▸ Exercise
Quote the records in full and leave their pictures out.

▸ Supplied material
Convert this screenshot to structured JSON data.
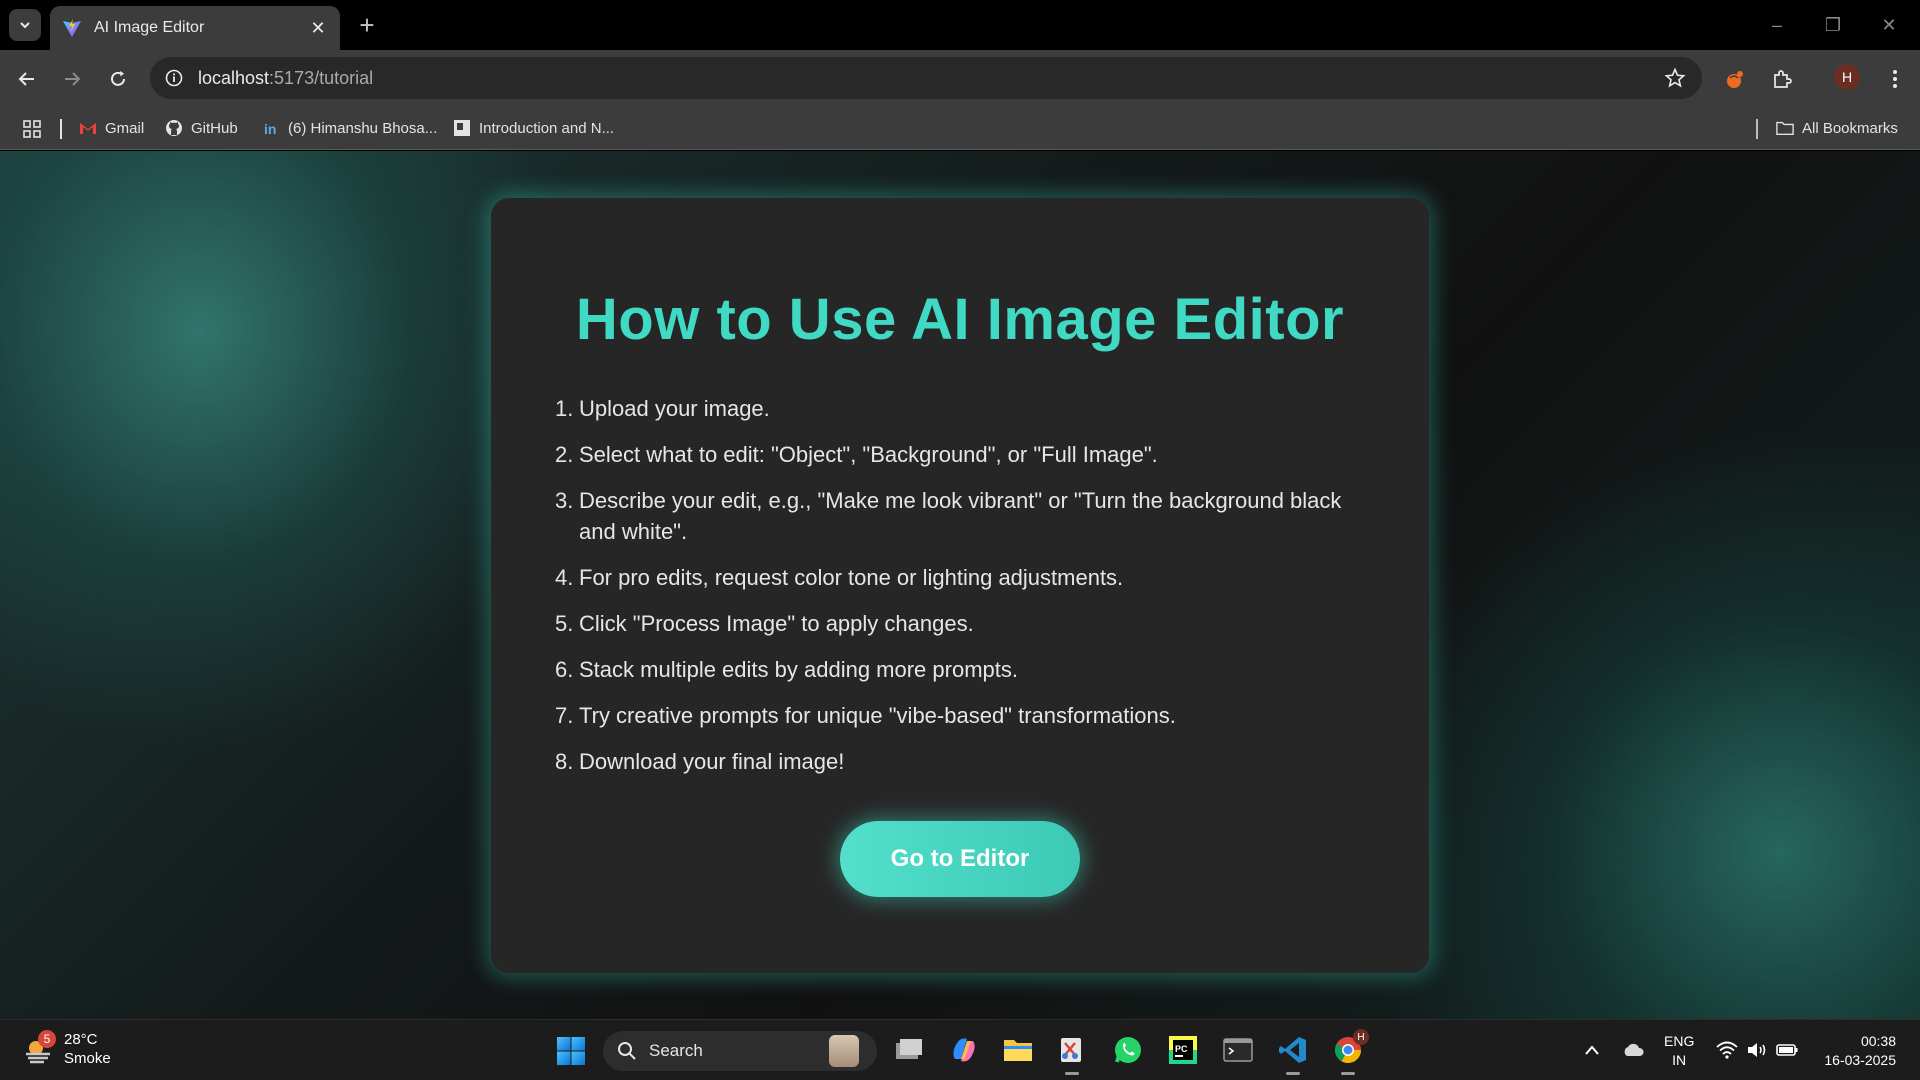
{
  "browser": {
    "tab_title": "AI Image Editor",
    "url_host": "localhost",
    "url_path": ":5173/tutorial",
    "profile_initial": "H",
    "bookmarks": [
      {
        "label": "Gmail",
        "icon": "gmail-icon"
      },
      {
        "label": "GitHub",
        "icon": "github-icon"
      },
      {
        "label": "(6) Himanshu Bhosa...",
        "icon": "linkedin-icon"
      },
      {
        "label": "Introduction and N...",
        "icon": "doc-icon"
      }
    ],
    "all_bookmarks_label": "All Bookmarks"
  },
  "page": {
    "title": "How to Use AI Image Editor",
    "steps": [
      {
        "num": "1.",
        "text": "Upload your image."
      },
      {
        "num": "2.",
        "text": "Select what to edit: \"Object\", \"Background\", or \"Full Image\"."
      },
      {
        "num": "3.",
        "text": "Describe your edit, e.g., \"Make me look vibrant\" or \"Turn the background black and white\"."
      },
      {
        "num": "4.",
        "text": "For pro edits, request color tone or lighting adjustments."
      },
      {
        "num": "5.",
        "text": "Click \"Process Image\" to apply changes."
      },
      {
        "num": "6.",
        "text": "Stack multiple edits by adding more prompts."
      },
      {
        "num": "7.",
        "text": "Try creative prompts for unique \"vibe-based\" transformations."
      },
      {
        "num": "8.",
        "text": "Download your final image!"
      }
    ],
    "cta_label": "Go to Editor",
    "accent_color": "#3fd9c4"
  },
  "taskbar": {
    "weather_badge": "5",
    "temperature": "28°C",
    "condition": "Smoke",
    "search_label": "Search",
    "lang_line1": "ENG",
    "lang_line2": "IN",
    "time": "00:38",
    "date": "16-03-2025",
    "chrome_badge": "H"
  }
}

▸ Answer to this problem
Convert this screenshot to structured JSON data.
{
  "browser": {
    "tab_title": "AI Image Editor",
    "url_host": "localhost",
    "url_path": ":5173/tutorial",
    "profile_initial": "H",
    "bookmarks": [
      {
        "label": "Gmail",
        "icon": "gmail-icon"
      },
      {
        "label": "GitHub",
        "icon": "github-icon"
      },
      {
        "label": "(6) Himanshu Bhosa...",
        "icon": "linkedin-icon"
      },
      {
        "label": "Introduction and N...",
        "icon": "doc-icon"
      }
    ],
    "all_bookmarks_label": "All Bookmarks"
  },
  "page": {
    "title": "How to Use AI Image Editor",
    "steps": [
      {
        "num": "1.",
        "text": "Upload your image."
      },
      {
        "num": "2.",
        "text": "Select what to edit: \"Object\", \"Background\", or \"Full Image\"."
      },
      {
        "num": "3.",
        "text": "Describe your edit, e.g., \"Make me look vibrant\" or \"Turn the background black and white\"."
      },
      {
        "num": "4.",
        "text": "For pro edits, request color tone or lighting adjustments."
      },
      {
        "num": "5.",
        "text": "Click \"Process Image\" to apply changes."
      },
      {
        "num": "6.",
        "text": "Stack multiple edits by adding more prompts."
      },
      {
        "num": "7.",
        "text": "Try creative prompts for unique \"vibe-based\" transformations."
      },
      {
        "num": "8.",
        "text": "Download your final image!"
      }
    ],
    "cta_label": "Go to Editor",
    "accent_color": "#3fd9c4"
  },
  "taskbar": {
    "weather_badge": "5",
    "temperature": "28°C",
    "condition": "Smoke",
    "search_label": "Search",
    "lang_line1": "ENG",
    "lang_line2": "IN",
    "time": "00:38",
    "date": "16-03-2025",
    "chrome_badge": "H"
  }
}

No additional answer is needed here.